Repeat every line of the listing below exactly, minus the pictures.
+-------+
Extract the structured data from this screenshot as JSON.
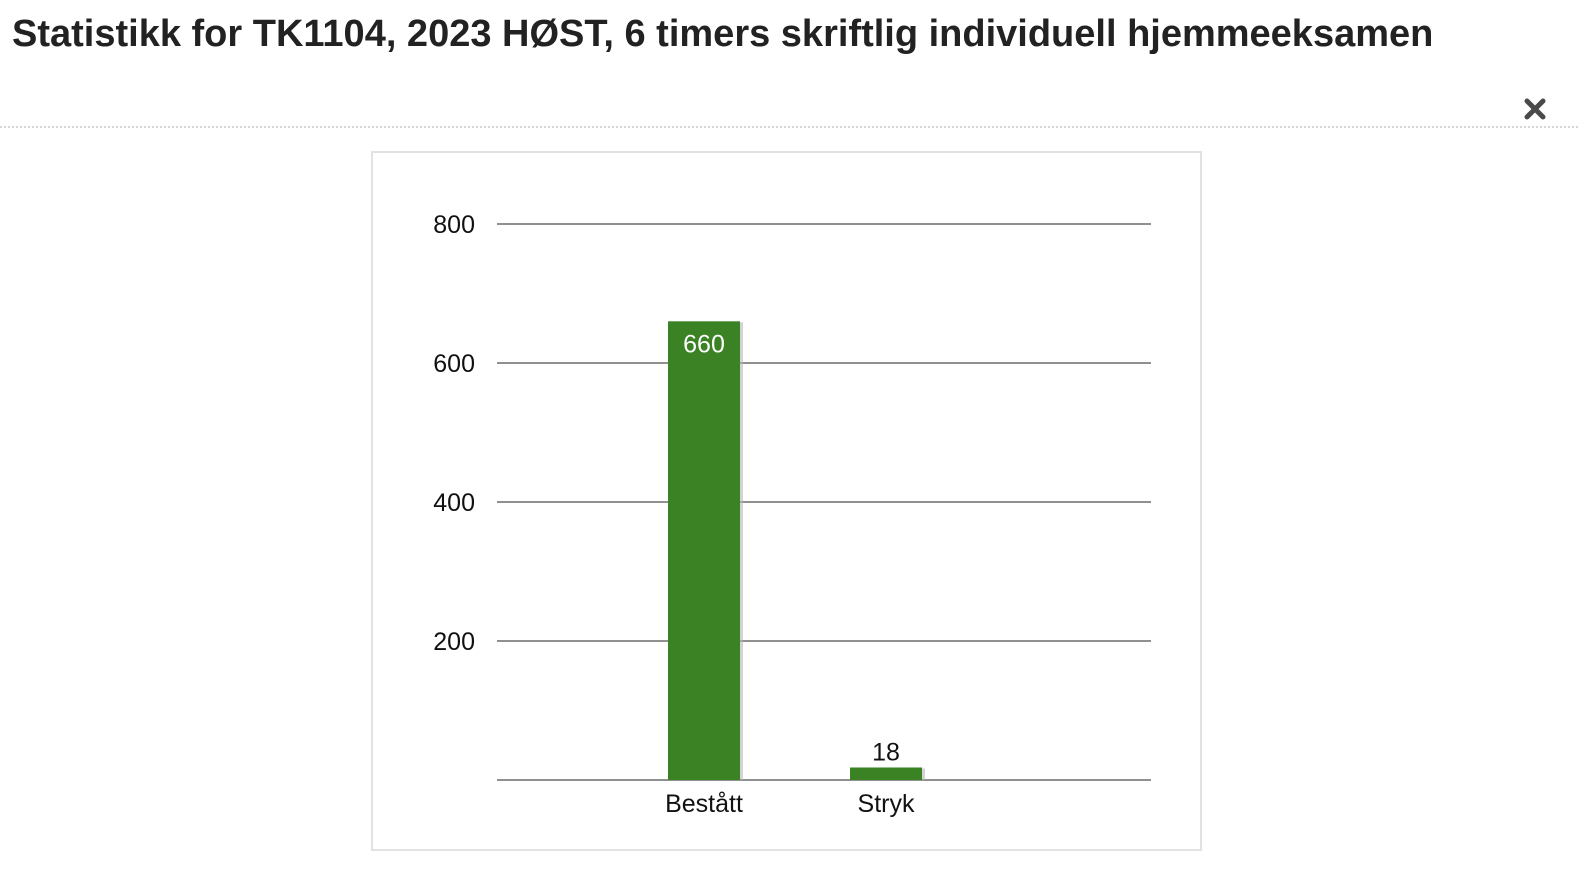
{
  "dialog": {
    "title": "Statistikk for TK1104, 2023 HØST, 6 timers skriftlig individuell hjemmeeksamen",
    "close_icon": "close-icon"
  },
  "chart_data": {
    "type": "bar",
    "categories": [
      "Bestått",
      "Stryk"
    ],
    "values": [
      660,
      18
    ],
    "title": "",
    "xlabel": "",
    "ylabel": "",
    "ylim": [
      0,
      800
    ],
    "yticks": [
      200,
      400,
      600,
      800
    ],
    "ytick_labels": [
      "200",
      "400",
      "600",
      "800"
    ],
    "data_labels": [
      "660",
      "18"
    ],
    "grid": true,
    "legend": "none",
    "colors": {
      "bar": "#3b8224",
      "bar_shadow": "#b5b5b5",
      "gridline": "#6b6b6b",
      "label_inside": "#ffffff",
      "label_outside": "#111111"
    }
  }
}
+-------+
Written response:
Extract the structured data from this screenshot as JSON.
{
  "dialog": {
    "title": "Statistikk for TK1104, 2023 HØST, 6 timers skriftlig individuell hjemmeeksamen",
    "close_icon": "close-icon"
  },
  "chart_data": {
    "type": "bar",
    "categories": [
      "Bestått",
      "Stryk"
    ],
    "values": [
      660,
      18
    ],
    "title": "",
    "xlabel": "",
    "ylabel": "",
    "ylim": [
      0,
      800
    ],
    "yticks": [
      200,
      400,
      600,
      800
    ],
    "ytick_labels": [
      "200",
      "400",
      "600",
      "800"
    ],
    "data_labels": [
      "660",
      "18"
    ],
    "grid": true,
    "legend": "none",
    "colors": {
      "bar": "#3b8224",
      "bar_shadow": "#b5b5b5",
      "gridline": "#6b6b6b",
      "label_inside": "#ffffff",
      "label_outside": "#111111"
    }
  }
}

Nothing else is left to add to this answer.